# Start of SOURCE RECORDS
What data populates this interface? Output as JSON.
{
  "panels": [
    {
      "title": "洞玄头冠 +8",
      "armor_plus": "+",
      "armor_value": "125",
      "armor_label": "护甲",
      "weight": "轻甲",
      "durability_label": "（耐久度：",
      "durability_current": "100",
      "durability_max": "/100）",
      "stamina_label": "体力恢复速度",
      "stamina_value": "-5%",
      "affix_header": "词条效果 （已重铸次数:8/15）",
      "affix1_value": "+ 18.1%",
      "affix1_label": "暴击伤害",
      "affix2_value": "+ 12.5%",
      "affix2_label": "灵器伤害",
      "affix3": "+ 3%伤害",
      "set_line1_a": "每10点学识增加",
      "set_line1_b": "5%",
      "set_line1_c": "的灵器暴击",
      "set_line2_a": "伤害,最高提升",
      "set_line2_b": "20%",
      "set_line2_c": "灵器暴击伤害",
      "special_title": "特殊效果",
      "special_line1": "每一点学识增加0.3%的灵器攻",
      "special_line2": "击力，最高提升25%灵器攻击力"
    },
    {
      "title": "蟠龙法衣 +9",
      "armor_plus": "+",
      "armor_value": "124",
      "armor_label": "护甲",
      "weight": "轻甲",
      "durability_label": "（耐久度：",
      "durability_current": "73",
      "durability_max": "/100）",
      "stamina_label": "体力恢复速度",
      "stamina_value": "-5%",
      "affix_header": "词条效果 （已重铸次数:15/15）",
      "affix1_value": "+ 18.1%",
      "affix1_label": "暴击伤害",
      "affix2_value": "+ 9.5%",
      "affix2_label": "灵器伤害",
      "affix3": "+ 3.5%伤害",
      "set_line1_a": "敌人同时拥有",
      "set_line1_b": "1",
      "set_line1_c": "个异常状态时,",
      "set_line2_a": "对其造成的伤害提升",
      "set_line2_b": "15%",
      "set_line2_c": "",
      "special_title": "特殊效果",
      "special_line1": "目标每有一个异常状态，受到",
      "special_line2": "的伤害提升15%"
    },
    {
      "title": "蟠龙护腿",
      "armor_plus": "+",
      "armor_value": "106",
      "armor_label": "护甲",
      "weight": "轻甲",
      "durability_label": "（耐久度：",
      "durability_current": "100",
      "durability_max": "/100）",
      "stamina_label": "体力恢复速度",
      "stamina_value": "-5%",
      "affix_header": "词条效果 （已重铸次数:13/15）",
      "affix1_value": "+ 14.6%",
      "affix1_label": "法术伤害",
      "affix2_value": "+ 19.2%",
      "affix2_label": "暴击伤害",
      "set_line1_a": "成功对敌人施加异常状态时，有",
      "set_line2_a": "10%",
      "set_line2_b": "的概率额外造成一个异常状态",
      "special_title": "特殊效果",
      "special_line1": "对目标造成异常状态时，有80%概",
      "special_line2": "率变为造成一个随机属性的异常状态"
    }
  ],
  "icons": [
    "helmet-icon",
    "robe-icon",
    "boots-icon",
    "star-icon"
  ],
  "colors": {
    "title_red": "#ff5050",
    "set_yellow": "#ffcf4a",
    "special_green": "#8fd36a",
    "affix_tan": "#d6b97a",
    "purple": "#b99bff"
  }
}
# End of SOURCE RECORDS
SET EXERCISE – Return each entry from the material above exactly as it appears.

EXERCISE SOLUTION –
What data populates this interface? Output as JSON.
{
  "panels": [
    {
      "title": "洞玄头冠 +8",
      "armor_plus": "+",
      "armor_value": "125",
      "armor_label": "护甲",
      "weight": "轻甲",
      "durability_label": "（耐久度：",
      "durability_current": "100",
      "durability_max": "/100）",
      "stamina_label": "体力恢复速度",
      "stamina_value": "-5%",
      "affix_header": "词条效果 （已重铸次数:8/15）",
      "affix1_value": "+ 18.1%",
      "affix1_label": "暴击伤害",
      "affix2_value": "+ 12.5%",
      "affix2_label": "灵器伤害",
      "affix3": "+ 3%伤害",
      "set_line1_a": "每10点学识增加",
      "set_line1_b": "5%",
      "set_line1_c": "的灵器暴击",
      "set_line2_a": "伤害,最高提升",
      "set_line2_b": "20%",
      "set_line2_c": "灵器暴击伤害",
      "special_title": "特殊效果",
      "special_line1": "每一点学识增加0.3%的灵器攻",
      "special_line2": "击力，最高提升25%灵器攻击力"
    },
    {
      "title": "蟠龙法衣 +9",
      "armor_plus": "+",
      "armor_value": "124",
      "armor_label": "护甲",
      "weight": "轻甲",
      "durability_label": "（耐久度：",
      "durability_current": "73",
      "durability_max": "/100）",
      "stamina_label": "体力恢复速度",
      "stamina_value": "-5%",
      "affix_header": "词条效果 （已重铸次数:15/15）",
      "affix1_value": "+ 18.1%",
      "affix1_label": "暴击伤害",
      "affix2_value": "+ 9.5%",
      "affix2_label": "灵器伤害",
      "affix3": "+ 3.5%伤害",
      "set_line1_a": "敌人同时拥有",
      "set_line1_b": "1",
      "set_line1_c": "个异常状态时,",
      "set_line2_a": "对其造成的伤害提升",
      "set_line2_b": "15%",
      "set_line2_c": "",
      "special_title": "特殊效果",
      "special_line1": "目标每有一个异常状态，受到",
      "special_line2": "的伤害提升15%"
    },
    {
      "title": "蟠龙护腿",
      "armor_plus": "+",
      "armor_value": "106",
      "armor_label": "护甲",
      "weight": "轻甲",
      "durability_label": "（耐久度：",
      "durability_current": "100",
      "durability_max": "/100）",
      "stamina_label": "体力恢复速度",
      "stamina_value": "-5%",
      "affix_header": "词条效果 （已重铸次数:13/15）",
      "affix1_value": "+ 14.6%",
      "affix1_label": "法术伤害",
      "affix2_value": "+ 19.2%",
      "affix2_label": "暴击伤害",
      "set_line1_a": "成功对敌人施加异常状态时，有",
      "set_line2_a": "10%",
      "set_line2_b": "的概率额外造成一个异常状态",
      "special_title": "特殊效果",
      "special_line1": "对目标造成异常状态时，有80%概",
      "special_line2": "率变为造成一个随机属性的异常状态"
    }
  ],
  "icons": [
    "helmet-icon",
    "robe-icon",
    "boots-icon",
    "star-icon"
  ],
  "colors": {
    "title_red": "#ff5050",
    "set_yellow": "#ffcf4a",
    "special_green": "#8fd36a",
    "affix_tan": "#d6b97a",
    "purple": "#b99bff"
  }
}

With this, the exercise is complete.